## Data
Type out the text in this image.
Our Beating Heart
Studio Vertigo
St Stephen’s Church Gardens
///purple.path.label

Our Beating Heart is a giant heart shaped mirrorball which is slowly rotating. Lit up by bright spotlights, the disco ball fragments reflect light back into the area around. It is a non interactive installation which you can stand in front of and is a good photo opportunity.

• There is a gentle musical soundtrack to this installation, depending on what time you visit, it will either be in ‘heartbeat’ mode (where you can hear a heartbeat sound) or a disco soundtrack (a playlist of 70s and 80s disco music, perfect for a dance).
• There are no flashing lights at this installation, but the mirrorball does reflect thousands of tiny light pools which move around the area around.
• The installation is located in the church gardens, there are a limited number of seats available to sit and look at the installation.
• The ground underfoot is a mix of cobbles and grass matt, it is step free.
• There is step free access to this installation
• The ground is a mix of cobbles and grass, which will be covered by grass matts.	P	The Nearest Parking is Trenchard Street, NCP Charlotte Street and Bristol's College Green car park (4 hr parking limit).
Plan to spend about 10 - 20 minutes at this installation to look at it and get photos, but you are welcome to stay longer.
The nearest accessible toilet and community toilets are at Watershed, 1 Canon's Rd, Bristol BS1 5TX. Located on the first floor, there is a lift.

## Set task
Transcribe every entry exactly.

## Solution to this problem
Type out the text in this image.
Our Beating Heart
Studio Vertigo
St Stephen’s Church Gardens
///purple.path.label

Our Beating Heart is a giant heart shaped mirrorball which is slowly rotating. Lit up by bright spotlights, the disco ball fragments reflect light back into the area around. It is a non interactive installation which you can stand in front of and is a good photo opportunity.

• There is a gentle musical soundtrack to this installation, depending on what time you visit, it will either be in ‘heartbeat’ mode (where you can hear a heartbeat sound) or a disco soundtrack (a playlist of 70s and 80s disco music, perfect for a dance).
• There are no flashing lights at this installation, but the mirrorball does reflect thousands of tiny light pools which move around the area around.
• The installation is located in the church gardens, there are a limited number of seats available to sit and look at the installation.
• The ground underfoot is a mix of cobbles and grass matt, it is step free.
• There is step free access to this installation
• The ground is a mix of cobbles and grass, which will be covered by grass matts.	P	The Nearest Parking is Trenchard Street, NCP Charlotte Street and Bristol's College Green car park (4 hr parking limit).
Plan to spend about 10 - 20 minutes at this installation to look at it and get photos, but you are welcome to stay longer.
The nearest accessible toilet and community toilets are at Watershed, 1 Canon's Rd, Bristol BS1 5TX. Located on the first floor, there is a lift.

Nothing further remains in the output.